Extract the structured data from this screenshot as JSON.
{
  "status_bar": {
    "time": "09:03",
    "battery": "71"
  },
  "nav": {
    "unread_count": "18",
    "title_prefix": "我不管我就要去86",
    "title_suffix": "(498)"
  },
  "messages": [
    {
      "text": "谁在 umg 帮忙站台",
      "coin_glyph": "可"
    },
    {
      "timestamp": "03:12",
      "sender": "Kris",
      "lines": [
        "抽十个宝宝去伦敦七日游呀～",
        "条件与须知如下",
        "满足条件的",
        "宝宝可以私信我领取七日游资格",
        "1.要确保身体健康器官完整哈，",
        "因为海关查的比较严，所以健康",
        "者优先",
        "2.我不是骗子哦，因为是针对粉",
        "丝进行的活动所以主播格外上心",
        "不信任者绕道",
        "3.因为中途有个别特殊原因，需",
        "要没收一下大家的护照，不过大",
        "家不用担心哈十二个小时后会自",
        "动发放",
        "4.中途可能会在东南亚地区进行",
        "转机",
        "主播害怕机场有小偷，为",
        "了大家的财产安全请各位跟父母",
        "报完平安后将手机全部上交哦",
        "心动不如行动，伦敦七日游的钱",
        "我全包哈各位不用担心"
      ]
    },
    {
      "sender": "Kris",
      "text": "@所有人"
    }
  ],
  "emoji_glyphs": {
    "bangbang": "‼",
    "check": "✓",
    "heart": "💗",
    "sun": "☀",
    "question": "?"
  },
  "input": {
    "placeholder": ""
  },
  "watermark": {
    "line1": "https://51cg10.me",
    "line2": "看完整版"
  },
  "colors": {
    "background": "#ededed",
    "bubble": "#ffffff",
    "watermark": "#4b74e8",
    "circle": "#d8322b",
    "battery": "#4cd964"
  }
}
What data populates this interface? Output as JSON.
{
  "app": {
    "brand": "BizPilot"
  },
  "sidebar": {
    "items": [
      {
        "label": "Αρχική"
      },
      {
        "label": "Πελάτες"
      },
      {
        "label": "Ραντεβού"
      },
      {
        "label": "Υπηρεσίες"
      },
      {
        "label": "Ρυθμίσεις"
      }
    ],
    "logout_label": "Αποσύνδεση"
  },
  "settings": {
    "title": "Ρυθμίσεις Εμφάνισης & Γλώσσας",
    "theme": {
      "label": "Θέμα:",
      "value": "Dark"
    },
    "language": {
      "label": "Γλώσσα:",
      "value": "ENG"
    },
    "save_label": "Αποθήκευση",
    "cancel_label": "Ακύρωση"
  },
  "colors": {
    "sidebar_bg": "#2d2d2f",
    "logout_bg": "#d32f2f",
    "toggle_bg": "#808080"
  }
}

Given problem
Repeat, without changes, every line from the one that contains "What data populates" through the final line of the data.

Response for this exercise
What data populates this interface? Output as JSON.
{
  "app": {
    "brand": "BizPilot"
  },
  "sidebar": {
    "items": [
      {
        "label": "Αρχική"
      },
      {
        "label": "Πελάτες"
      },
      {
        "label": "Ραντεβού"
      },
      {
        "label": "Υπηρεσίες"
      },
      {
        "label": "Ρυθμίσεις"
      }
    ],
    "logout_label": "Αποσύνδεση"
  },
  "settings": {
    "title": "Ρυθμίσεις Εμφάνισης & Γλώσσας",
    "theme": {
      "label": "Θέμα:",
      "value": "Dark"
    },
    "language": {
      "label": "Γλώσσα:",
      "value": "ENG"
    },
    "save_label": "Αποθήκευση",
    "cancel_label": "Ακύρωση"
  },
  "colors": {
    "sidebar_bg": "#2d2d2f",
    "logout_bg": "#d32f2f",
    "toggle_bg": "#808080"
  }
}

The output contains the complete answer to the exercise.